» **SUPPLIED RECORDS**
>> begin

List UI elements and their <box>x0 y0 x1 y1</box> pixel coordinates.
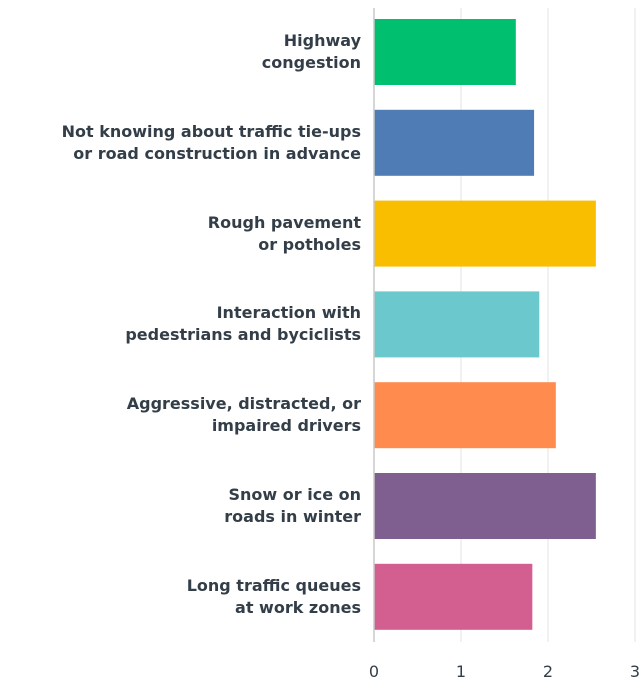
x-tick-label: 1 <box>455 662 467 681</box>
x-tick-label: 0 <box>368 662 380 681</box>
category-label: Rough pavement or potholes <box>207 212 361 254</box>
category-label: Not knowing about traffic tie-ups or roa… <box>61 121 361 163</box>
bar <box>374 19 516 85</box>
category-label: Snow or ice on roads in winter <box>224 485 361 526</box>
category-label: Highway congestion <box>261 31 361 72</box>
bar <box>374 109 535 176</box>
bar <box>374 563 533 630</box>
bar <box>374 382 556 449</box>
x-tick-label: 2 <box>542 662 554 681</box>
bar <box>374 473 596 539</box>
bar <box>374 291 540 358</box>
category-label: Aggressive, distracted, or impaired driv… <box>126 394 361 436</box>
category-label: Interaction with pedestrians and bycicli… <box>125 303 361 345</box>
category-label: Long traffic queues at work zones <box>186 575 361 617</box>
x-tick-label: 3 <box>629 662 639 681</box>
bar <box>374 200 596 267</box>
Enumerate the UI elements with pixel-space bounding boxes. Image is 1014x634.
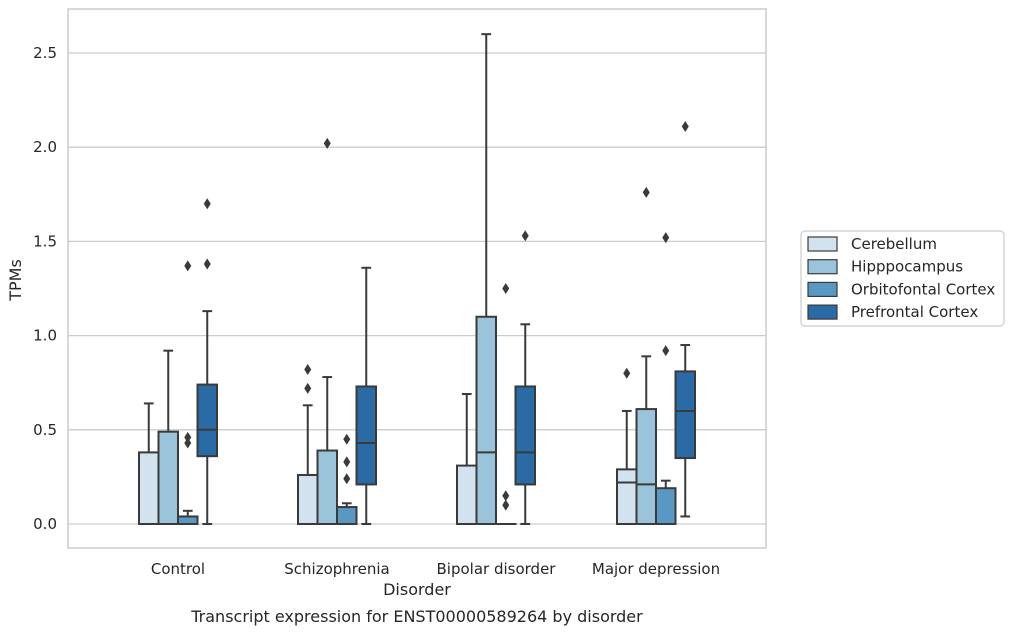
outlier-point	[623, 367, 631, 379]
iqr-box	[138, 451, 160, 525]
iqr-box	[316, 449, 338, 525]
y-tick-label: 2.0	[33, 138, 57, 156]
iqr-box	[674, 370, 696, 460]
box-prefrontal-cortex	[674, 120, 696, 518]
legend-swatch	[807, 281, 838, 297]
legend-swatch	[807, 304, 838, 320]
outlier-point	[662, 232, 670, 244]
box-cerebellum	[138, 402, 160, 525]
iqr-box	[355, 385, 377, 486]
outlier-point	[323, 137, 331, 149]
box-orbitofontal-cortex	[177, 260, 199, 525]
outlier-point	[343, 473, 351, 485]
box-plot-series	[138, 33, 696, 526]
y-tick-label: 0.5	[33, 421, 57, 439]
outlier-point	[184, 437, 192, 449]
legend-label: Cerebellum	[851, 235, 937, 253]
box-hipppocampus	[635, 186, 657, 525]
outlier-point	[662, 345, 670, 357]
outlier-point	[681, 120, 689, 132]
x-axis-ticks: Control Schizophrenia Bipolar disorder Majo…	[151, 560, 720, 578]
box-prefrontal-cortex	[514, 230, 536, 525]
y-tick-label: 0.0	[33, 515, 57, 533]
outlier-point	[343, 456, 351, 468]
x-tick-label: Bipolar disorder	[437, 560, 557, 578]
legend-frame	[800, 230, 1005, 327]
iqr-box	[177, 515, 199, 525]
y-tick-label: 2.5	[33, 44, 57, 62]
outlier-point	[502, 499, 510, 511]
iqr-box	[157, 430, 179, 525]
box-cerebellum	[456, 393, 478, 526]
y-axis-label: TPMs	[6, 259, 25, 302]
box-hipppocampus	[157, 349, 179, 525]
outlier-point	[343, 433, 351, 445]
legend-swatch	[807, 259, 838, 275]
iqr-box	[336, 506, 358, 526]
outlier-point	[502, 283, 510, 294]
legend-label: Orbitofontal Cortex	[851, 280, 995, 298]
box-orbitofontal-cortex	[655, 232, 677, 526]
box-orbitofontal-cortex	[336, 433, 358, 526]
iqr-box	[514, 385, 536, 486]
iqr-box	[655, 487, 677, 526]
x-tick-label: Schizophrenia	[284, 560, 389, 578]
outlier-point	[203, 198, 211, 210]
y-tick-label: 1.5	[33, 232, 57, 250]
outlier-point	[184, 431, 192, 443]
box-orbitofontal-cortex	[495, 283, 517, 526]
legend-swatch	[807, 236, 838, 252]
box-cerebellum	[616, 367, 638, 526]
y-axis-ticks: 0.0 0.5 1.0 1.5 2.0 2.5	[33, 44, 57, 533]
iqr-box	[297, 474, 319, 525]
legend: Cerebellum Hipppocampus Orbitofontal Corte…	[800, 230, 1005, 327]
outlier-point	[521, 230, 529, 242]
box-hipppocampus	[316, 137, 338, 525]
outlier-point	[304, 382, 312, 394]
outlier-point	[184, 260, 192, 272]
plot-area-frame	[67, 8, 767, 549]
iqr-box	[196, 383, 218, 458]
x-axis-label: Disorder	[383, 580, 451, 599]
outlier-point	[203, 258, 211, 270]
y-tick-label: 1.0	[33, 327, 57, 345]
legend-label: Prefrontal Cortex	[851, 303, 978, 321]
outlier-point	[642, 186, 650, 198]
box-hipppocampus	[475, 33, 497, 526]
outlier-point	[502, 490, 510, 502]
x-tick-label: Major depression	[592, 560, 720, 578]
legend-label: Hipppocampus	[851, 258, 963, 276]
iqr-box	[475, 315, 497, 526]
iqr-box	[635, 408, 657, 525]
box-cerebellum	[297, 364, 319, 525]
iqr-box	[616, 468, 638, 526]
iqr-box	[456, 464, 478, 526]
box-prefrontal-cortex	[196, 198, 218, 525]
box-prefrontal-cortex	[355, 266, 377, 525]
outlier-point	[304, 364, 312, 376]
x-tick-label: Control	[151, 560, 205, 578]
chart-caption: Transcript expression for ENST0000058926…	[190, 607, 643, 626]
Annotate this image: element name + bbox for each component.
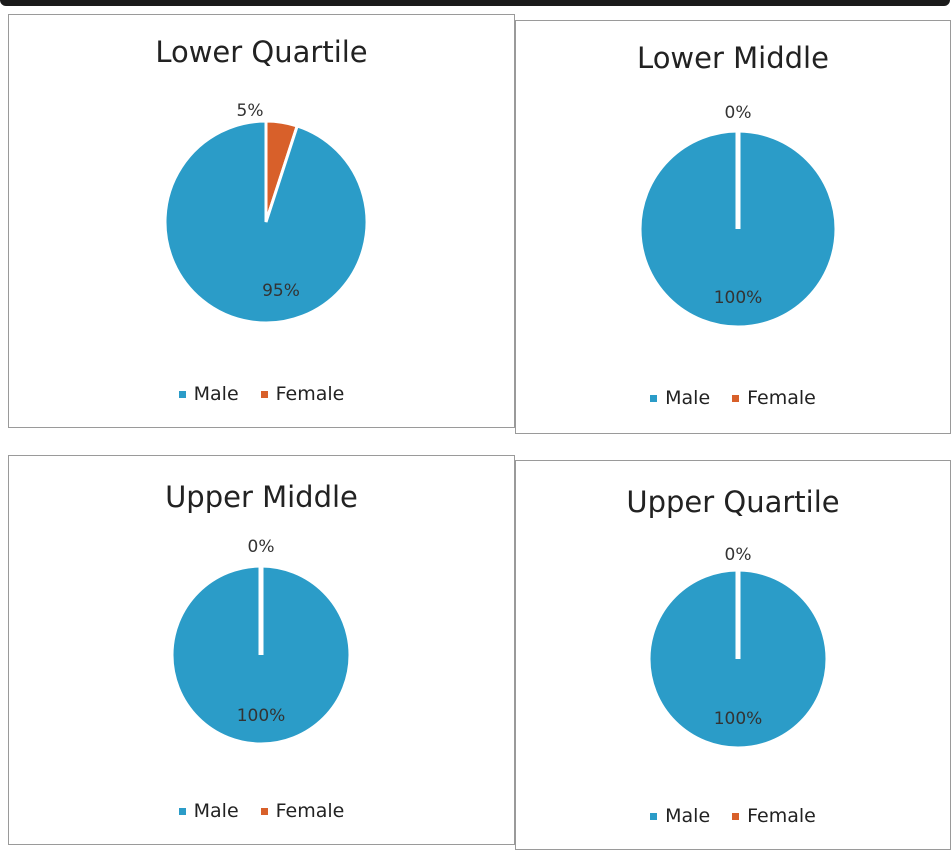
legend-swatch-female [260, 390, 268, 398]
data-label-male: 95% [262, 281, 300, 301]
legend-swatch-male [650, 394, 658, 402]
pie-chart: 100% 0% [170, 537, 352, 746]
slice-male [163, 119, 369, 325]
chart-title: Upper Middle [165, 480, 358, 514]
legend-swatch-male [178, 390, 186, 398]
legend-label-male: Male [665, 805, 711, 827]
legend-item-male: Male [650, 387, 710, 409]
pie-chart: 100% 0% [638, 103, 838, 329]
chart-panel-upper-quartile: Upper Quartile 100% 0% Male Female [515, 460, 951, 850]
chart-panel-lower-quartile: Lower Quartile 95% 5% Male Female [8, 14, 515, 428]
data-label-female: 0% [248, 537, 275, 557]
data-label-female: 5% [237, 101, 264, 121]
cropped-header-strip [0, 0, 951, 14]
data-label-female: 0% [725, 103, 752, 123]
chart-panel-upper-middle: Upper Middle 100% 0% Male Female [8, 455, 515, 845]
chart-title: Lower Middle [637, 41, 829, 75]
legend-label-female: Female [275, 800, 345, 822]
chart-panel-lower-middle: Lower Middle 100% 0% Male Female [515, 20, 951, 434]
chart-legend: Male Female [9, 800, 514, 822]
legend-item-male: Male [650, 805, 710, 827]
chart-legend: Male Female [516, 805, 950, 827]
legend-label-male: Male [193, 383, 239, 405]
legend-label-male: Male [193, 800, 239, 822]
chart-legend: Male Female [9, 383, 514, 405]
legend-item-male: Male [178, 800, 239, 822]
legend-swatch-female [260, 807, 268, 815]
data-label-female: 0% [725, 545, 752, 565]
legend-item-female: Female [732, 387, 816, 409]
legend-swatch-male [178, 807, 186, 815]
legend-label-male: Male [665, 387, 711, 409]
chart-title: Lower Quartile [155, 35, 368, 69]
legend-item-male: Male [178, 383, 239, 405]
legend-label-female: Female [747, 805, 816, 827]
chart-legend: Male Female [516, 387, 950, 409]
legend-item-female: Female [260, 383, 345, 405]
legend-label-female: Female [747, 387, 816, 409]
data-label-male: 100% [237, 706, 286, 726]
pie-chart: 100% 0% [647, 545, 829, 750]
legend-swatch-female [732, 394, 740, 402]
legend-swatch-female [732, 812, 740, 820]
legend-item-female: Female [732, 805, 816, 827]
legend-item-female: Female [260, 800, 345, 822]
pie-chart: 95% 5% [163, 101, 369, 325]
legend-swatch-male [650, 812, 658, 820]
legend-label-female: Female [275, 383, 345, 405]
data-label-male: 100% [714, 709, 763, 729]
chart-title: Upper Quartile [626, 485, 840, 519]
data-label-male: 100% [714, 288, 763, 308]
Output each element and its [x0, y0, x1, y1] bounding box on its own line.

>> end

» **EXERCISE DIRECTIONS**
Reproduce every line of the entries above without any change, and leave the pictures out.

» **RESULT FOR THIS EXERCISE**
List UI elements and their <box>x0 y0 x1 y1</box> pixel coordinates.
x-tick-label: 1 <box>455 662 467 681</box>
x-tick-label: 0 <box>368 662 380 681</box>
category-label: Rough pavement or potholes <box>207 212 361 254</box>
category-label: Not knowing about traffic tie-ups or roa… <box>61 121 361 163</box>
bar <box>374 19 516 85</box>
category-label: Snow or ice on roads in winter <box>224 485 361 526</box>
category-label: Highway congestion <box>261 31 361 72</box>
bar <box>374 109 535 176</box>
bar <box>374 563 533 630</box>
bar <box>374 382 556 449</box>
x-tick-label: 2 <box>542 662 554 681</box>
bar <box>374 473 596 539</box>
bar <box>374 291 540 358</box>
category-label: Aggressive, distracted, or impaired driv… <box>126 394 361 436</box>
category-label: Interaction with pedestrians and bycicli… <box>125 303 361 345</box>
category-label: Long traffic queues at work zones <box>186 575 361 617</box>
x-tick-label: 3 <box>629 662 639 681</box>
bar <box>374 200 596 267</box>
Enumerate the UI elements with pixel-space bounding boxes. Image is 1014x634.
outlier-point	[623, 367, 631, 379]
iqr-box	[138, 451, 160, 525]
iqr-box	[316, 449, 338, 525]
y-tick-label: 2.0	[33, 138, 57, 156]
iqr-box	[674, 370, 696, 460]
box-prefrontal-cortex	[674, 120, 696, 518]
legend-swatch	[807, 281, 838, 297]
legend-swatch	[807, 304, 838, 320]
outlier-point	[662, 232, 670, 244]
box-cerebellum	[138, 402, 160, 525]
iqr-box	[355, 385, 377, 486]
outlier-point	[323, 137, 331, 149]
box-orbitofontal-cortex	[177, 260, 199, 525]
outlier-point	[343, 473, 351, 485]
box-plot-series	[138, 33, 696, 526]
y-tick-label: 0.5	[33, 421, 57, 439]
outlier-point	[184, 437, 192, 449]
legend-label: Cerebellum	[851, 235, 937, 253]
box-hipppocampus	[635, 186, 657, 525]
outlier-point	[662, 345, 670, 357]
outlier-point	[681, 120, 689, 132]
x-axis-ticks: Control Schizophrenia Bipolar disorder Majo…	[151, 560, 720, 578]
box-prefrontal-cortex	[514, 230, 536, 525]
y-tick-label: 0.0	[33, 515, 57, 533]
outlier-point	[343, 456, 351, 468]
x-tick-label: Bipolar disorder	[437, 560, 557, 578]
legend-frame	[800, 230, 1005, 327]
iqr-box	[177, 515, 199, 525]
y-tick-label: 2.5	[33, 44, 57, 62]
outlier-point	[502, 499, 510, 511]
iqr-box	[157, 430, 179, 525]
box-cerebellum	[456, 393, 478, 526]
y-axis-label: TPMs	[6, 259, 25, 302]
box-hipppocampus	[157, 349, 179, 525]
outlier-point	[343, 433, 351, 445]
legend-swatch	[807, 259, 838, 275]
iqr-box	[336, 506, 358, 526]
outlier-point	[502, 283, 510, 294]
legend-label: Orbitofontal Cortex	[851, 280, 995, 298]
box-orbitofontal-cortex	[655, 232, 677, 526]
box-orbitofontal-cortex	[336, 433, 358, 526]
iqr-box	[514, 385, 536, 486]
iqr-box	[655, 487, 677, 526]
x-tick-label: Schizophrenia	[284, 560, 389, 578]
outlier-point	[203, 198, 211, 210]
y-tick-label: 1.5	[33, 232, 57, 250]
outlier-point	[184, 431, 192, 443]
box-orbitofontal-cortex	[495, 283, 517, 526]
legend-swatch	[807, 236, 838, 252]
box-cerebellum	[616, 367, 638, 526]
y-axis-ticks: 0.0 0.5 1.0 1.5 2.0 2.5	[33, 44, 57, 533]
iqr-box	[297, 474, 319, 525]
legend: Cerebellum Hipppocampus Orbitofontal Corte…	[800, 230, 1005, 327]
outlier-point	[521, 230, 529, 242]
box-hipppocampus	[316, 137, 338, 525]
outlier-point	[304, 382, 312, 394]
outlier-point	[184, 260, 192, 272]
plot-area-frame	[67, 8, 767, 549]
iqr-box	[196, 383, 218, 458]
x-axis-label: Disorder	[383, 580, 451, 599]
outlier-point	[203, 258, 211, 270]
y-tick-label: 1.0	[33, 327, 57, 345]
legend-label: Prefrontal Cortex	[851, 303, 978, 321]
outlier-point	[642, 186, 650, 198]
box-hipppocampus	[475, 33, 497, 526]
outlier-point	[502, 490, 510, 502]
x-tick-label: Major depression	[592, 560, 720, 578]
legend-label: Hipppocampus	[851, 258, 963, 276]
iqr-box	[475, 315, 497, 526]
iqr-box	[635, 408, 657, 525]
box-cerebellum	[297, 364, 319, 525]
iqr-box	[616, 468, 638, 526]
iqr-box	[456, 464, 478, 526]
box-prefrontal-cortex	[196, 198, 218, 525]
box-prefrontal-cortex	[355, 266, 377, 525]
outlier-point	[304, 364, 312, 376]
x-tick-label: Control	[151, 560, 205, 578]
chart-caption: Transcript expression for ENST0000058926…	[190, 607, 643, 626]
Annotate this image: element name + bbox for each component.
legend-swatch-female [260, 390, 268, 398]
data-label-male: 95% [262, 281, 300, 301]
legend-swatch-male [650, 394, 658, 402]
pie-chart: 100% 0% [170, 537, 352, 746]
slice-male [163, 119, 369, 325]
chart-title: Upper Middle [165, 480, 358, 514]
legend-swatch-male [178, 390, 186, 398]
legend-label-male: Male [665, 805, 711, 827]
legend-item-male: Male [650, 387, 710, 409]
pie-chart: 100% 0% [638, 103, 838, 329]
chart-panel-upper-quartile: Upper Quartile 100% 0% Male Female [515, 460, 951, 850]
chart-panel-lower-quartile: Lower Quartile 95% 5% Male Female [8, 14, 515, 428]
data-label-female: 0% [248, 537, 275, 557]
data-label-female: 5% [237, 101, 264, 121]
cropped-header-strip [0, 0, 951, 14]
data-label-female: 0% [725, 103, 752, 123]
chart-panel-upper-middle: Upper Middle 100% 0% Male Female [8, 455, 515, 845]
chart-title: Lower Middle [637, 41, 829, 75]
legend-label-female: Female [275, 800, 345, 822]
chart-panel-lower-middle: Lower Middle 100% 0% Male Female [515, 20, 951, 434]
chart-legend: Male Female [9, 800, 514, 822]
legend-item-male: Male [650, 805, 710, 827]
chart-legend: Male Female [516, 805, 950, 827]
legend-label-male: Male [193, 383, 239, 405]
legend-label-male: Male [193, 800, 239, 822]
chart-legend: Male Female [9, 383, 514, 405]
legend-item-male: Male [178, 800, 239, 822]
legend-swatch-female [260, 807, 268, 815]
data-label-female: 0% [725, 545, 752, 565]
legend-item-female: Female [732, 387, 816, 409]
legend-swatch-male [178, 807, 186, 815]
legend-label-male: Male [665, 387, 711, 409]
chart-title: Lower Quartile [155, 35, 368, 69]
legend-item-male: Male [178, 383, 239, 405]
legend-label-female: Female [747, 805, 816, 827]
chart-legend: Male Female [516, 387, 950, 409]
legend-item-female: Female [260, 383, 345, 405]
legend-label-female: Female [747, 387, 816, 409]
data-label-male: 100% [237, 706, 286, 726]
pie-chart: 100% 0% [647, 545, 829, 750]
legend-swatch-female [732, 394, 740, 402]
legend-swatch-female [732, 812, 740, 820]
legend-item-female: Female [732, 805, 816, 827]
legend-item-female: Female [260, 800, 345, 822]
pie-chart: 95% 5% [163, 101, 369, 325]
legend-swatch-male [650, 812, 658, 820]
legend-label-female: Female [275, 383, 345, 405]
data-label-male: 100% [714, 709, 763, 729]
chart-title: Upper Quartile [626, 485, 840, 519]
data-label-male: 100% [714, 288, 763, 308]
Output each element and its [x0, y0, x1, y1] bounding box on its own line.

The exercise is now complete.